*YOUR OBJECTIVE*:
Rename "heatmap-cell" to "heatmap-tile" in the rows from the start through the line containing "heatmap-cell — [348, 247, 356, 254]", inclusive, and output those lines with nothing else changed.

*WORKING DATA*:
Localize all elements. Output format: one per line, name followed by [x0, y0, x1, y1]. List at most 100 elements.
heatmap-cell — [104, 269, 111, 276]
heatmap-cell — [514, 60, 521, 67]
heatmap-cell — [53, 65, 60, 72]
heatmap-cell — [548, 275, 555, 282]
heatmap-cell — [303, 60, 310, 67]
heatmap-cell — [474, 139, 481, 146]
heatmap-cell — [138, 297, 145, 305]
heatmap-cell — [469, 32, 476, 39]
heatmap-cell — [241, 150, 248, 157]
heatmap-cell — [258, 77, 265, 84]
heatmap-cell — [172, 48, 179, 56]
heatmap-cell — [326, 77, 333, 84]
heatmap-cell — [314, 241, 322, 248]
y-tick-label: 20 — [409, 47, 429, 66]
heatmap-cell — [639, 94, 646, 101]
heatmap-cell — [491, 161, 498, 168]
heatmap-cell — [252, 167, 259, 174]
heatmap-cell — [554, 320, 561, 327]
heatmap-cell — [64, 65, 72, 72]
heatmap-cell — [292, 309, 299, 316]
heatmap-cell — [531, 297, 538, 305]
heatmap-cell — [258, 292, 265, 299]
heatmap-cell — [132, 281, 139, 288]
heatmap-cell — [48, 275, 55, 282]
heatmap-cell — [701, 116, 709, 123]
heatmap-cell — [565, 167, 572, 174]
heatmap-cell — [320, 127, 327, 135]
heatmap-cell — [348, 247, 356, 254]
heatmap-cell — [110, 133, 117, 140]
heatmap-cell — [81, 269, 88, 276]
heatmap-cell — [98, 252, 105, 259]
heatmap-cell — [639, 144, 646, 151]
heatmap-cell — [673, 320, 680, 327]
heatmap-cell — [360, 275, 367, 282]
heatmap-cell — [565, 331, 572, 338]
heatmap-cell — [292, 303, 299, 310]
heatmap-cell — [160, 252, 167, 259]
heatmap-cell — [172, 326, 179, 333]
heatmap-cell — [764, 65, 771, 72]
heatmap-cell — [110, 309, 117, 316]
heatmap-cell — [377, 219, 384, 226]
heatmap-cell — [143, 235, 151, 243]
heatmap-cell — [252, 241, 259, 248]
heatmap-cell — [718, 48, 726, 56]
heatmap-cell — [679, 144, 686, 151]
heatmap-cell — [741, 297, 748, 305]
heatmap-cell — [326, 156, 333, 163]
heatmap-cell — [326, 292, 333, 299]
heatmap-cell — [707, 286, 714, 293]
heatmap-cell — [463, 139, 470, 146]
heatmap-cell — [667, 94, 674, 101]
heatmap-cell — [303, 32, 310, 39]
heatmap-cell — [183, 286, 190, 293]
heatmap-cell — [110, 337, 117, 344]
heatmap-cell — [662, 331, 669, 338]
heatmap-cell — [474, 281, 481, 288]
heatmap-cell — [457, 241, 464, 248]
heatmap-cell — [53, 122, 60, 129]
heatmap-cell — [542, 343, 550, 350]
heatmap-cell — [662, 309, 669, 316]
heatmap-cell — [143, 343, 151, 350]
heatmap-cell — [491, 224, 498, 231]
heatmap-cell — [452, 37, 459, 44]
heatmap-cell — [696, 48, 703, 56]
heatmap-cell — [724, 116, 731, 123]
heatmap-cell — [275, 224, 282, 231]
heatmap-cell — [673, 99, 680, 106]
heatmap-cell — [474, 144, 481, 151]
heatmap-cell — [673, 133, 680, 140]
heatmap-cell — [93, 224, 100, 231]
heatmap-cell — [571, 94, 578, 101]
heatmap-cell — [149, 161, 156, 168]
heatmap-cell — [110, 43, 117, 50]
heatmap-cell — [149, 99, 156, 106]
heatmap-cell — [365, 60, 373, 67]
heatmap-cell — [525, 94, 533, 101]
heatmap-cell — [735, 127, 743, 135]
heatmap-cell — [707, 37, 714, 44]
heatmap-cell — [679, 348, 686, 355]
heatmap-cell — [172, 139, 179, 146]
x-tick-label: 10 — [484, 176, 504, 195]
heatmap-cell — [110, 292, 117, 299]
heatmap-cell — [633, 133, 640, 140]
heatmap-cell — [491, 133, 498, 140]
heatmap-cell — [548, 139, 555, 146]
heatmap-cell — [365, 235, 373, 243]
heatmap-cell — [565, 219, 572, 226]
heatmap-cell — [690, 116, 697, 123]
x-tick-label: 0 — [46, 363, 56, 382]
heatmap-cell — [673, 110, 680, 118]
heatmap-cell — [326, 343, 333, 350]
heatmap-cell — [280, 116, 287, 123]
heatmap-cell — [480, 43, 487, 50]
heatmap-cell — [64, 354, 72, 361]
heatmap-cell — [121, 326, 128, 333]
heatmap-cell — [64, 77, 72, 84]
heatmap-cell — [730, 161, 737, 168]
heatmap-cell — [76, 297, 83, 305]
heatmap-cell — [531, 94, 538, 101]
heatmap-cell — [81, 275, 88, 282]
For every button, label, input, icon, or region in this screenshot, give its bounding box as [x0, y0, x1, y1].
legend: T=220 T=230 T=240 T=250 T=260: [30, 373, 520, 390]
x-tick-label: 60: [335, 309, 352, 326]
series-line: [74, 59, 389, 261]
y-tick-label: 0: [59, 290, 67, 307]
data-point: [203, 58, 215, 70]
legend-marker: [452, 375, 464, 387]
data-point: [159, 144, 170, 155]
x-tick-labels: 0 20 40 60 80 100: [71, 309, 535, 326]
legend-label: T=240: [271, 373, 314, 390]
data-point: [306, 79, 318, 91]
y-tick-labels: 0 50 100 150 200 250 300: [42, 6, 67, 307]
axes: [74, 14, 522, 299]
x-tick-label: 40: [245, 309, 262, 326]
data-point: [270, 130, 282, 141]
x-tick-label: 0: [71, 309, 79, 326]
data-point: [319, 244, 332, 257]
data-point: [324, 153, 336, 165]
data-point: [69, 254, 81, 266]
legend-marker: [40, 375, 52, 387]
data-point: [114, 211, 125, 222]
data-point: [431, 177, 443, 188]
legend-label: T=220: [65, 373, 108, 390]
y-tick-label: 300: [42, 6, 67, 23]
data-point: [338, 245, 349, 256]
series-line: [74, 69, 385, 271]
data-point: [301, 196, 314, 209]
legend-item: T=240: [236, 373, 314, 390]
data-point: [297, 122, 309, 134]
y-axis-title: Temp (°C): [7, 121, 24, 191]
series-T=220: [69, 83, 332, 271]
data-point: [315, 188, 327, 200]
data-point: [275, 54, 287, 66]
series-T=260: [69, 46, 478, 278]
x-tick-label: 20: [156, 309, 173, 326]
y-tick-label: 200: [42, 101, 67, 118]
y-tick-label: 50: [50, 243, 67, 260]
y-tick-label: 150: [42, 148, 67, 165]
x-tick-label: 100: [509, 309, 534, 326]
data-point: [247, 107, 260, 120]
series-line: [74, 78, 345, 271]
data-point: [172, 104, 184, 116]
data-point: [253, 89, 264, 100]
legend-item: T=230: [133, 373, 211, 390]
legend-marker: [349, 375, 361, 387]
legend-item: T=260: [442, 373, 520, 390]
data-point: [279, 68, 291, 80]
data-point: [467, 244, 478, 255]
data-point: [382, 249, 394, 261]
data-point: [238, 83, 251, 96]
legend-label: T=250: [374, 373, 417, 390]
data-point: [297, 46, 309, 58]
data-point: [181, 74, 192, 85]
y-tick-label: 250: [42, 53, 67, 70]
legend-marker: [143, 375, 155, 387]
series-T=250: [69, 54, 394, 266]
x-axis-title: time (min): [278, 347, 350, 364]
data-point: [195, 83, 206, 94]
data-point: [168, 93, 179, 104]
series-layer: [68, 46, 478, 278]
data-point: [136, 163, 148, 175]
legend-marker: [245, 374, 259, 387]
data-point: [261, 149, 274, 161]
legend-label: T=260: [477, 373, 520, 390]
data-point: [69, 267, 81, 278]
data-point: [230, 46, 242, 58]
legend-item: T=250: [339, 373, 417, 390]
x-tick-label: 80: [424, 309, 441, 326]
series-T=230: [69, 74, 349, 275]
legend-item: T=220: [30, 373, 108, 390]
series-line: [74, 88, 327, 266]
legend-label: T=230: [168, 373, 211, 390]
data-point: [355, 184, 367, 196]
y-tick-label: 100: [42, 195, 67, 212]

*ANSWER TO THIS EXERCISE*:
Localize all elements. Output format: one per line, name followed by [x0, y0, x1, y1]. List at most 100 elements.
heatmap-tile — [104, 269, 111, 276]
heatmap-tile — [514, 60, 521, 67]
heatmap-tile — [53, 65, 60, 72]
heatmap-tile — [548, 275, 555, 282]
heatmap-tile — [303, 60, 310, 67]
heatmap-tile — [474, 139, 481, 146]
heatmap-tile — [138, 297, 145, 305]
heatmap-tile — [469, 32, 476, 39]
heatmap-tile — [241, 150, 248, 157]
heatmap-tile — [258, 77, 265, 84]
heatmap-tile — [172, 48, 179, 56]
heatmap-tile — [326, 77, 333, 84]
heatmap-tile — [314, 241, 322, 248]
y-tick-label: 20 — [409, 47, 429, 66]
heatmap-tile — [639, 94, 646, 101]
heatmap-tile — [491, 161, 498, 168]
heatmap-tile — [252, 167, 259, 174]
heatmap-tile — [554, 320, 561, 327]
heatmap-tile — [64, 65, 72, 72]
heatmap-tile — [292, 309, 299, 316]
heatmap-tile — [531, 297, 538, 305]
heatmap-tile — [258, 292, 265, 299]
heatmap-tile — [132, 281, 139, 288]
heatmap-tile — [48, 275, 55, 282]
heatmap-tile — [701, 116, 709, 123]
heatmap-tile — [565, 167, 572, 174]
heatmap-tile — [320, 127, 327, 135]
heatmap-tile — [348, 247, 356, 254]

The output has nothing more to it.